## begin

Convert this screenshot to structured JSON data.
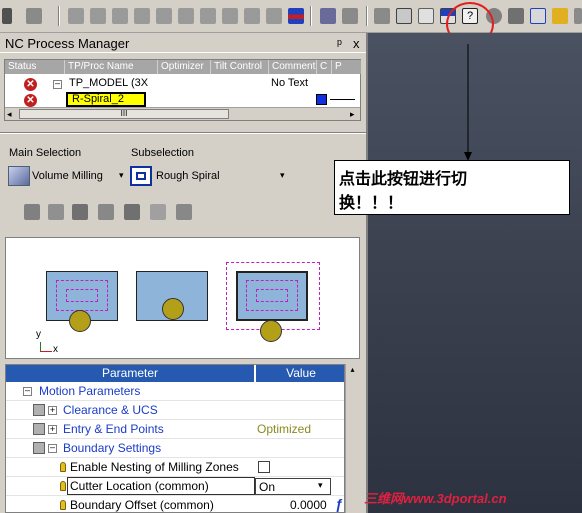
{
  "panel": {
    "title": "NC Process Manager",
    "pin": "ᵖ",
    "close": "x"
  },
  "tree": {
    "columns": [
      "Status",
      "TP/Proc Name",
      "Optimizer",
      "Tilt Control",
      "Comment",
      "C",
      "P"
    ],
    "rows": [
      {
        "name": "TP_MODEL (3X",
        "comment": "No Text"
      },
      {
        "name": "R-Spiral_2"
      }
    ],
    "scroll_thumb": "III"
  },
  "selection": {
    "main_label": "Main Selection",
    "sub_label": "Subselection",
    "main_value": "Volume Milling",
    "sub_value": "Rough Spiral"
  },
  "grid": {
    "header_parameter": "Parameter",
    "header_value": "Value",
    "rows": [
      {
        "label": "Motion Parameters",
        "value": ""
      },
      {
        "label": "Clearance & UCS",
        "value": ""
      },
      {
        "label": "Entry & End Points",
        "value": "Optimized"
      },
      {
        "label": "Boundary Settings",
        "value": ""
      },
      {
        "label": "Enable Nesting of Milling Zones",
        "value": ""
      },
      {
        "label": "Cutter Location (common)",
        "value": "On"
      },
      {
        "label": "Boundary Offset (common)",
        "value": "0.0000"
      }
    ],
    "formula_glyph": "ƒ"
  },
  "annotation": {
    "line1": "点击此按钮进行切",
    "line2": "换！！！"
  },
  "watermark": "三维网www.3dportal.cn",
  "axes": {
    "y": "y",
    "x": "x"
  },
  "colors": {
    "header_blue": "#2659b0",
    "value_olive": "#8a8a1e",
    "highlight_yellow": "#ffff00",
    "callout_red": "#e02020"
  }
}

## end

Copy the listing exactly. Any image in it stays out of the copy.

## EXERCISE RESULT
Convert this screenshot to structured JSON data.
{
  "panel": {
    "title": "NC Process Manager",
    "pin": "ᵖ",
    "close": "x"
  },
  "tree": {
    "columns": [
      "Status",
      "TP/Proc Name",
      "Optimizer",
      "Tilt Control",
      "Comment",
      "C",
      "P"
    ],
    "rows": [
      {
        "name": "TP_MODEL (3X",
        "comment": "No Text"
      },
      {
        "name": "R-Spiral_2"
      }
    ],
    "scroll_thumb": "III"
  },
  "selection": {
    "main_label": "Main Selection",
    "sub_label": "Subselection",
    "main_value": "Volume Milling",
    "sub_value": "Rough Spiral"
  },
  "grid": {
    "header_parameter": "Parameter",
    "header_value": "Value",
    "rows": [
      {
        "label": "Motion Parameters",
        "value": ""
      },
      {
        "label": "Clearance & UCS",
        "value": ""
      },
      {
        "label": "Entry & End Points",
        "value": "Optimized"
      },
      {
        "label": "Boundary Settings",
        "value": ""
      },
      {
        "label": "Enable Nesting of Milling Zones",
        "value": ""
      },
      {
        "label": "Cutter Location (common)",
        "value": "On"
      },
      {
        "label": "Boundary Offset (common)",
        "value": "0.0000"
      }
    ],
    "formula_glyph": "ƒ"
  },
  "annotation": {
    "line1": "点击此按钮进行切",
    "line2": "换！！！"
  },
  "watermark": "三维网www.3dportal.cn",
  "axes": {
    "y": "y",
    "x": "x"
  },
  "colors": {
    "header_blue": "#2659b0",
    "value_olive": "#8a8a1e",
    "highlight_yellow": "#ffff00",
    "callout_red": "#e02020"
  }
}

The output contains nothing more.